Supplied material.
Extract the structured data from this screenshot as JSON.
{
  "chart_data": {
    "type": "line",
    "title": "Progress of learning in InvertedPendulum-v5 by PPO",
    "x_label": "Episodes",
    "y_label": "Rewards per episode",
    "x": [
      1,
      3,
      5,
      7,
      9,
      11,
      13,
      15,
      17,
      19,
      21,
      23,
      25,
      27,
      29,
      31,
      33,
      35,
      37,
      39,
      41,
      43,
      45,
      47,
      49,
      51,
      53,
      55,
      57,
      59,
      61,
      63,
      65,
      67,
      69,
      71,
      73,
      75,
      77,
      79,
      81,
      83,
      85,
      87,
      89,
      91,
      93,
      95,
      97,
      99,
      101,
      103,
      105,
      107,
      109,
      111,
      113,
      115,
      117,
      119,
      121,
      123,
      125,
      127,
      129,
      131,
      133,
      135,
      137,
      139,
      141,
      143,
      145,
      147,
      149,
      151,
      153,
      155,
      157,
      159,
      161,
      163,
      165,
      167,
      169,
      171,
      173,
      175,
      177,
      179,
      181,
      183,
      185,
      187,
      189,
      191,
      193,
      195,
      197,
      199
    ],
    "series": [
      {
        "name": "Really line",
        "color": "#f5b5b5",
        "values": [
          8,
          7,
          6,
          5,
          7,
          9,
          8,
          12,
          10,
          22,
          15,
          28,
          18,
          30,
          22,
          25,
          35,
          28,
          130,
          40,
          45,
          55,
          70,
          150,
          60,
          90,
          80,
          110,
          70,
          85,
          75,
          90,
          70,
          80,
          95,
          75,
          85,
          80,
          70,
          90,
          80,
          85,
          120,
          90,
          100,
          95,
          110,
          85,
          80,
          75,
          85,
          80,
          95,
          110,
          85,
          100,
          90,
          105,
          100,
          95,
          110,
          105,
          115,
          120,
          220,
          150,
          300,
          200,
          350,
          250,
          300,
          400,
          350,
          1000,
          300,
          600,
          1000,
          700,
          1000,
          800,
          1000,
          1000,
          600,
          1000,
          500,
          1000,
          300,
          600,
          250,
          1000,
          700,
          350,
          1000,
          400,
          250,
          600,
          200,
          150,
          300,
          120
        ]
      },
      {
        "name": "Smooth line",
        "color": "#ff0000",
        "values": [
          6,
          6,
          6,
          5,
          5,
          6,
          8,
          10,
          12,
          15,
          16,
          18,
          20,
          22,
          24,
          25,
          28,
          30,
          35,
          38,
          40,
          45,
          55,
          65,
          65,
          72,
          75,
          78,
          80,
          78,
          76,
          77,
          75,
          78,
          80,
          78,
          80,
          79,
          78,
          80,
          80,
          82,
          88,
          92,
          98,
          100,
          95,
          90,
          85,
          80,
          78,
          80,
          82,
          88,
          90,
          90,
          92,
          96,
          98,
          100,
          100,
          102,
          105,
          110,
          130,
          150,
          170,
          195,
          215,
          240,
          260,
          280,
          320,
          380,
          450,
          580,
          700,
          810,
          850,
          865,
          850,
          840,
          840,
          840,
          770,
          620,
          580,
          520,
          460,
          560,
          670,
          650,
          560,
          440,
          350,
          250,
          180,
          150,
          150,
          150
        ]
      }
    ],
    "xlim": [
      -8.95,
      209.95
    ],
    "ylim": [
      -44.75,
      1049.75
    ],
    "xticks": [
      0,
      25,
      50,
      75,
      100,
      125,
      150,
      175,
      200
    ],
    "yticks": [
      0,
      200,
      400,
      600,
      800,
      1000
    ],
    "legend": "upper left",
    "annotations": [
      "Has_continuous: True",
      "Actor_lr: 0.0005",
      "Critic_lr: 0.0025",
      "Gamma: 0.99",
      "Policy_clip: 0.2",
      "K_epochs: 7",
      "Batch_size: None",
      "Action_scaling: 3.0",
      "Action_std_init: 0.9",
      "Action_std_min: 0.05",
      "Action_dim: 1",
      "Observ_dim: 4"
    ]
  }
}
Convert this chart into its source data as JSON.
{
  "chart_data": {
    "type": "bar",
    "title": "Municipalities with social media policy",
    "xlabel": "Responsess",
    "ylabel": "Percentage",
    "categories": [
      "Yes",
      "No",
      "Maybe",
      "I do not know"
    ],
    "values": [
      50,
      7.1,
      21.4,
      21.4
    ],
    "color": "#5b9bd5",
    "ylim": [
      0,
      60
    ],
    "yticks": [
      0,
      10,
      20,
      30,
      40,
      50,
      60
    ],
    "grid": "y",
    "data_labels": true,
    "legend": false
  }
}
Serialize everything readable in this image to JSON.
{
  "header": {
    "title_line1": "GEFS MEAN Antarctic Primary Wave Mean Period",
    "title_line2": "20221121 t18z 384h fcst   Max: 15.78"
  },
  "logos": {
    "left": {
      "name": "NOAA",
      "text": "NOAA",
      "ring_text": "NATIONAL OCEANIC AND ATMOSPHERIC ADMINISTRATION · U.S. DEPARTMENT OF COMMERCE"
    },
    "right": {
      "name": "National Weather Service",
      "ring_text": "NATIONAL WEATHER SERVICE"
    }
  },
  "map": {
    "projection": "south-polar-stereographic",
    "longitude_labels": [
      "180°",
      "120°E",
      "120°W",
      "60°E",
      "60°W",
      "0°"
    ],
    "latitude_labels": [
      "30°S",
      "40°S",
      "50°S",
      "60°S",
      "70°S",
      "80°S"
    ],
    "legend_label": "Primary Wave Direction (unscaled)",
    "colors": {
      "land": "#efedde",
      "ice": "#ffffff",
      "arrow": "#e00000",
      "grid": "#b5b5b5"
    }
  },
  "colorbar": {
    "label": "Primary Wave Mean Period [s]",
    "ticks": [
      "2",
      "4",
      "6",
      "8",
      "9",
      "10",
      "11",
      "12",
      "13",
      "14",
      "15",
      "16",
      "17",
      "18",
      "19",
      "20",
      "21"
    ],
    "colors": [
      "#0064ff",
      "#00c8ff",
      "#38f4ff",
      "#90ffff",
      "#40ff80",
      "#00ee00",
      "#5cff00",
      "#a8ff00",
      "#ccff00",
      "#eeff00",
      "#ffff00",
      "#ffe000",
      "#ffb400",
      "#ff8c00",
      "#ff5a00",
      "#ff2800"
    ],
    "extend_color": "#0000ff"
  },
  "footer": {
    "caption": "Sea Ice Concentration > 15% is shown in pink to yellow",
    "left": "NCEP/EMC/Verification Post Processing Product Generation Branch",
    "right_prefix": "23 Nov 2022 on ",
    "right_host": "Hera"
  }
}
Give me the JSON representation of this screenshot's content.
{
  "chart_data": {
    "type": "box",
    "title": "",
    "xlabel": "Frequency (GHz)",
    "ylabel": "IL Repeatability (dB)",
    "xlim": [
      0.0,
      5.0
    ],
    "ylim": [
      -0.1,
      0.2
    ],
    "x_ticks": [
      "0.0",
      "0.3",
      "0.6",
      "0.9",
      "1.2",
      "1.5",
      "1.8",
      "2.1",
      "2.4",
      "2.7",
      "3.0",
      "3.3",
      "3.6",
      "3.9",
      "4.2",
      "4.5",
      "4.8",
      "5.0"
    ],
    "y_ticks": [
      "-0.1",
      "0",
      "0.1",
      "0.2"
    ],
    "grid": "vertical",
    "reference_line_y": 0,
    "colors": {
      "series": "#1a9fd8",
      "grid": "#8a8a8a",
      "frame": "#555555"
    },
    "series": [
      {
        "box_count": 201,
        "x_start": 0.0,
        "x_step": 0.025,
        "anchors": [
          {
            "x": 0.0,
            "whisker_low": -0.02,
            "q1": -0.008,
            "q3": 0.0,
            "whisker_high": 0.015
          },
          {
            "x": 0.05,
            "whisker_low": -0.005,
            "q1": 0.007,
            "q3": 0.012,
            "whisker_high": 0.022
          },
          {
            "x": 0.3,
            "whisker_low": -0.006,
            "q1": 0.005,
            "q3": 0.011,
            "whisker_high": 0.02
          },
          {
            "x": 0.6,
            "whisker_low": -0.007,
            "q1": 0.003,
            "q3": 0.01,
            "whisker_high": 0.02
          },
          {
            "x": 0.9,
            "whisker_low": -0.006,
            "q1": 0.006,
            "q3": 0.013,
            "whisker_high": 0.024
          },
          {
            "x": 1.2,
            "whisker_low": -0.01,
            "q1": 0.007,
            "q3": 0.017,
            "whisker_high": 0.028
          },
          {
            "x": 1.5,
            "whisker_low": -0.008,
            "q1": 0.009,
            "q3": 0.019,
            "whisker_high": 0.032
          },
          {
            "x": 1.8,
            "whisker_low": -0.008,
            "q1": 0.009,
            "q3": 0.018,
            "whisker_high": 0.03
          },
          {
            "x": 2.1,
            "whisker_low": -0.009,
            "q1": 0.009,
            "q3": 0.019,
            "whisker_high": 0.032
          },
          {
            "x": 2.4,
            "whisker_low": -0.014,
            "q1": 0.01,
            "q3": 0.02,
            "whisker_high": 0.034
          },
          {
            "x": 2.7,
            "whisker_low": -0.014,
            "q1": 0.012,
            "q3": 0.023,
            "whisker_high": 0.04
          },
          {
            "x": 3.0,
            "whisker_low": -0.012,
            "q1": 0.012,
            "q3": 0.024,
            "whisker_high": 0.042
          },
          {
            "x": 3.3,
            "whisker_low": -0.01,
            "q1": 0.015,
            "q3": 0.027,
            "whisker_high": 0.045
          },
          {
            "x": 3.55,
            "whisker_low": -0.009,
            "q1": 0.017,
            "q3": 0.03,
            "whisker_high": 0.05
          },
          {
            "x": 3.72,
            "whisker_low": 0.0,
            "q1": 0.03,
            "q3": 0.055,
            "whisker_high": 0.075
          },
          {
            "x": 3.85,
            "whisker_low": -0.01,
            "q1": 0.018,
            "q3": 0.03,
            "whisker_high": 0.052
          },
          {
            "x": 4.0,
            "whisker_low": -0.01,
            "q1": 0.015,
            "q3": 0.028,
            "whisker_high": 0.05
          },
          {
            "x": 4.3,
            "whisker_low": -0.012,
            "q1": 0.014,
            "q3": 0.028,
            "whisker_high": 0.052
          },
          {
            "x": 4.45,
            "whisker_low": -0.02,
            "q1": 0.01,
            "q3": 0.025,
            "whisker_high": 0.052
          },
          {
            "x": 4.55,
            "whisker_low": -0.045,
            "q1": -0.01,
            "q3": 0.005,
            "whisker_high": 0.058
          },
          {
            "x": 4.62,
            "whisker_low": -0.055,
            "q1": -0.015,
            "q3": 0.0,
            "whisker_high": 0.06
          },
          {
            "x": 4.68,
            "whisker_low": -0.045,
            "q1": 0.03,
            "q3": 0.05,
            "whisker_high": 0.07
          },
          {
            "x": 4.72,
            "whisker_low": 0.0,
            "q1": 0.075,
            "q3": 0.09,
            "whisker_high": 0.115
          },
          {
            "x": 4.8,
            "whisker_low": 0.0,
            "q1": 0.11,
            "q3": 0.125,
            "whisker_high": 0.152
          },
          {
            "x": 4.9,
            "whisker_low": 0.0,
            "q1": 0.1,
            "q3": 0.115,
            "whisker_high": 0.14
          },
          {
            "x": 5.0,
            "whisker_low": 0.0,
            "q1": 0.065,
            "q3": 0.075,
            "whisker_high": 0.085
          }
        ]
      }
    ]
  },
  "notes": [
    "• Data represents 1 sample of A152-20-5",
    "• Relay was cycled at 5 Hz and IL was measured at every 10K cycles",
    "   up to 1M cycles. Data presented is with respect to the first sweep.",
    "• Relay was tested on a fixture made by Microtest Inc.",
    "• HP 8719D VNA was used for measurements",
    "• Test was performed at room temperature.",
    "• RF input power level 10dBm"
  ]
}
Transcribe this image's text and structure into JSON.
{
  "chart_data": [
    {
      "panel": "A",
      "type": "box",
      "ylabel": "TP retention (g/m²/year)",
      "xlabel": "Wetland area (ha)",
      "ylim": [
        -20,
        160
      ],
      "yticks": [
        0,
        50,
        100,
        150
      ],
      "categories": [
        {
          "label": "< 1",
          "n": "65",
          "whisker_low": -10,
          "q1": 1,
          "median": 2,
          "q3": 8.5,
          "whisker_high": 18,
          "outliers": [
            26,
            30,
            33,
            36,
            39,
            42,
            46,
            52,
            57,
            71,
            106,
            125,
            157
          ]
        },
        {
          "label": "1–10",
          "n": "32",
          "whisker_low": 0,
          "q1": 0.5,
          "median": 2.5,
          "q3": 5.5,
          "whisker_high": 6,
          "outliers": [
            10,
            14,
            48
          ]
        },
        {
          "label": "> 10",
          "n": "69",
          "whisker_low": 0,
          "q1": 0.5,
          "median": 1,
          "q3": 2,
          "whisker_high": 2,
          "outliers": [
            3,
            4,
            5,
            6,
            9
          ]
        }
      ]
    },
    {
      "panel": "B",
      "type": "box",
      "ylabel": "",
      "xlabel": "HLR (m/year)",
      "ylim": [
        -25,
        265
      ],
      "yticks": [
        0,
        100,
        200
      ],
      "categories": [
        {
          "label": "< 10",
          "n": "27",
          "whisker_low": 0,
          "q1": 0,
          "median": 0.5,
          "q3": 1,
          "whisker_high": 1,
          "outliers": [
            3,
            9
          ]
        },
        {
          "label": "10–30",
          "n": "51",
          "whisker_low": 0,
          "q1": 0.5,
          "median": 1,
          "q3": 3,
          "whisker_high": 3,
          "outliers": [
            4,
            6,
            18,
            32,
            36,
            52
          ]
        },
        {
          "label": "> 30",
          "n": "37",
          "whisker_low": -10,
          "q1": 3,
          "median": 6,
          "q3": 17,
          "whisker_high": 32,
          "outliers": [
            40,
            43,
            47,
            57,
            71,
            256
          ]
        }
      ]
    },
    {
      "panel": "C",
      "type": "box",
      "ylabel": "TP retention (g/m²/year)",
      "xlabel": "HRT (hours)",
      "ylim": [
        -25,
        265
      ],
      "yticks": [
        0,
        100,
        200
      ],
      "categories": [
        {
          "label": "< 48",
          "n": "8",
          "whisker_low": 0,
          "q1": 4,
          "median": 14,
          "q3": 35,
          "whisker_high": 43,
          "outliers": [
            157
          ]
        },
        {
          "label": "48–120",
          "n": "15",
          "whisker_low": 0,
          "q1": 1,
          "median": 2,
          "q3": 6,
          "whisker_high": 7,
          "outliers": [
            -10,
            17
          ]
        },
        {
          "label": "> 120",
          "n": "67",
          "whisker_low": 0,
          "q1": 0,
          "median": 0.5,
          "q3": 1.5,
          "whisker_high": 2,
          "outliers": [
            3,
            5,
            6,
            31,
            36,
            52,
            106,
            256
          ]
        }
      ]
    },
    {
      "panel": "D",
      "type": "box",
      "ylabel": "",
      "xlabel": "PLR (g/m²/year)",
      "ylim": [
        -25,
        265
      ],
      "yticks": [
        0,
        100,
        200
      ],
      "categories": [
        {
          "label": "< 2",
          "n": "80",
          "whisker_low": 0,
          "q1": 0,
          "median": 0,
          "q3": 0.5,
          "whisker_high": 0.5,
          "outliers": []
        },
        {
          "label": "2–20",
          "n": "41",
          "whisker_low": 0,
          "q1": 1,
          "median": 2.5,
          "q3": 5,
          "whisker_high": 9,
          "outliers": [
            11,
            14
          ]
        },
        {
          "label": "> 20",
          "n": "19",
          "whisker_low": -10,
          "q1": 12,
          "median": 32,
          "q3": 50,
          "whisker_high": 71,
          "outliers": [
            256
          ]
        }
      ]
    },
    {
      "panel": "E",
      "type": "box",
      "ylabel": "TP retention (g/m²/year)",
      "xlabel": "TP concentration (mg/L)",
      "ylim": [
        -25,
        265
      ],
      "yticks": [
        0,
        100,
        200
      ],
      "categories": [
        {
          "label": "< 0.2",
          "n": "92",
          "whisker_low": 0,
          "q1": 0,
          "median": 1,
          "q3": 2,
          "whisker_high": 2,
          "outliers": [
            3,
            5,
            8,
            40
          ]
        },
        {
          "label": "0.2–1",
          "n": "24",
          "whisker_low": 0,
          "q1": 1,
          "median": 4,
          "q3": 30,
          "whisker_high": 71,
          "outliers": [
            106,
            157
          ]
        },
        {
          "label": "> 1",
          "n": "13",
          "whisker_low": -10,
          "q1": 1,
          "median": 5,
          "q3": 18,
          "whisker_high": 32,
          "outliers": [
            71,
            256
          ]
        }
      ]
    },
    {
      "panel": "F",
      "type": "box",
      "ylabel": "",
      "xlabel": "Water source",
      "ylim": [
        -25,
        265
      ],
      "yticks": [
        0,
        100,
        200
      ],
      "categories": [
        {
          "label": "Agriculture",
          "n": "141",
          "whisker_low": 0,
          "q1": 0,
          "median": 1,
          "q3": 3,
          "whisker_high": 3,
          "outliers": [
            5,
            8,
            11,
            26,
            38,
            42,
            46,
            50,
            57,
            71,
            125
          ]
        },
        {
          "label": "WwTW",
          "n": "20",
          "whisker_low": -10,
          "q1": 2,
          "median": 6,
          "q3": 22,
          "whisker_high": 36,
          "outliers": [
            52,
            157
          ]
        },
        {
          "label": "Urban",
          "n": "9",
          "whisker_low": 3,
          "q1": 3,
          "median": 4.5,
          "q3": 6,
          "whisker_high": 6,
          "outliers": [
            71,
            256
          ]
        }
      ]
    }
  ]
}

Task directions. Find each line in the records holding the string "Period" and show it.

Written answer.
    "title_line1": "GEFS MEAN Antarctic Primary Wave Mean Period",
    "label": "Primary Wave Mean Period [s]",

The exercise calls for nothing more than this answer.